• [SHORT TASK] Pull every line with the word "When" out of the entries below.

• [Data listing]
========================

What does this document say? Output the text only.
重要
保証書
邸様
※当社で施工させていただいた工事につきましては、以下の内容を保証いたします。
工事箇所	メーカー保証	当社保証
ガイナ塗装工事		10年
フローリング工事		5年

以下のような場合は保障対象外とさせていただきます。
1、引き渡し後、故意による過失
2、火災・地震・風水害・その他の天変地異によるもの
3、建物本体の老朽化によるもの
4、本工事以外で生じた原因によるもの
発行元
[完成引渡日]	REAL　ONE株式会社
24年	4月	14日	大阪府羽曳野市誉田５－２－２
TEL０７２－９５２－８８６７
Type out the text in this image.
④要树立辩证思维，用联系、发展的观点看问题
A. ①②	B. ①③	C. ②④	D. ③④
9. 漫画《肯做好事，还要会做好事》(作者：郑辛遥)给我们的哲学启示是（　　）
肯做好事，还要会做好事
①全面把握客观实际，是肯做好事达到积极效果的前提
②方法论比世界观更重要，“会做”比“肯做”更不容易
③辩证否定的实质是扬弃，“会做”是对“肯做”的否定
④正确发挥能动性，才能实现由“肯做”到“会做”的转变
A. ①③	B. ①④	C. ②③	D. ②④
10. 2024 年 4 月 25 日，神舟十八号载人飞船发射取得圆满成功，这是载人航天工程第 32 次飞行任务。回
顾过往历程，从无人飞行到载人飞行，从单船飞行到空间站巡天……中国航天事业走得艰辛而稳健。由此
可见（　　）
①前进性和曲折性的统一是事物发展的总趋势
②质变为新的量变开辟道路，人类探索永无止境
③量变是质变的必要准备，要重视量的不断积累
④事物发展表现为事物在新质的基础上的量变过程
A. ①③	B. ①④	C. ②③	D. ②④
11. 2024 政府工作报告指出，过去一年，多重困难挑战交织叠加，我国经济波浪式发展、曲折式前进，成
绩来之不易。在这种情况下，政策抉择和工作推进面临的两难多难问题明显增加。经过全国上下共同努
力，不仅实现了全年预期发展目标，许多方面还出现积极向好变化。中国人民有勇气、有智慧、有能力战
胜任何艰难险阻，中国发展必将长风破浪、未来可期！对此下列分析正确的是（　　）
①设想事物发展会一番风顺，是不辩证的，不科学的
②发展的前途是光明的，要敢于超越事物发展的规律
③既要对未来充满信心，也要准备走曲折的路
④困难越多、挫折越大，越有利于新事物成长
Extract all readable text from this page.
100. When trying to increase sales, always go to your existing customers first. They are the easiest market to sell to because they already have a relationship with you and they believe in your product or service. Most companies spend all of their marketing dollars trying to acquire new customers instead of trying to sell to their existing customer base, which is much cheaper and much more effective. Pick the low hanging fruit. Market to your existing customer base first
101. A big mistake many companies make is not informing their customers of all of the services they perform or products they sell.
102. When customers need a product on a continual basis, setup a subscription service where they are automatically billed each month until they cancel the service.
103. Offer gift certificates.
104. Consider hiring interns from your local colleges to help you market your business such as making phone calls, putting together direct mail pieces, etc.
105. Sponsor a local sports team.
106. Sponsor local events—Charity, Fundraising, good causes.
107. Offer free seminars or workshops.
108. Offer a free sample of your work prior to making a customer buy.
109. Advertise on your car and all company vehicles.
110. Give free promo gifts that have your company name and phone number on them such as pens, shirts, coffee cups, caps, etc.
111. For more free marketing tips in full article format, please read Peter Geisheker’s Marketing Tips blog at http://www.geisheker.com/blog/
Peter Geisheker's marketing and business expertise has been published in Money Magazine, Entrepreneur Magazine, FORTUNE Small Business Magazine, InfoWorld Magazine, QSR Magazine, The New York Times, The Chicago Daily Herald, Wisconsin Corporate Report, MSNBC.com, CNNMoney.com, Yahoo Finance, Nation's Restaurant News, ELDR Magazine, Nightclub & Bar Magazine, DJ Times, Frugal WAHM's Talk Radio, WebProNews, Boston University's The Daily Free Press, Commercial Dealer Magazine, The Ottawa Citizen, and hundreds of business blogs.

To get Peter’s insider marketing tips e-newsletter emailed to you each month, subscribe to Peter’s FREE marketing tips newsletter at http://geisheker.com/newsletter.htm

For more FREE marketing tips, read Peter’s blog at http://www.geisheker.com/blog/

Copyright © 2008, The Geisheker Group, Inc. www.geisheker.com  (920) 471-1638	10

========================

• [COMPLETED EXERCISE]
100. When trying to increase sales, always go to your existing customers first. They are the easiest market to sell to because they already have a relationship with you and they believe in your product or service. Most companies spend all of their marketing dollars trying to acquire new customers instead of trying to sell to their existing customer base, which is much cheaper and much more effective. Pick the low hanging fruit. Market to your existing customer base first
102. When customers need a product on a continual basis, setup a subscription service where they are automatically billed each month until they cancel the service.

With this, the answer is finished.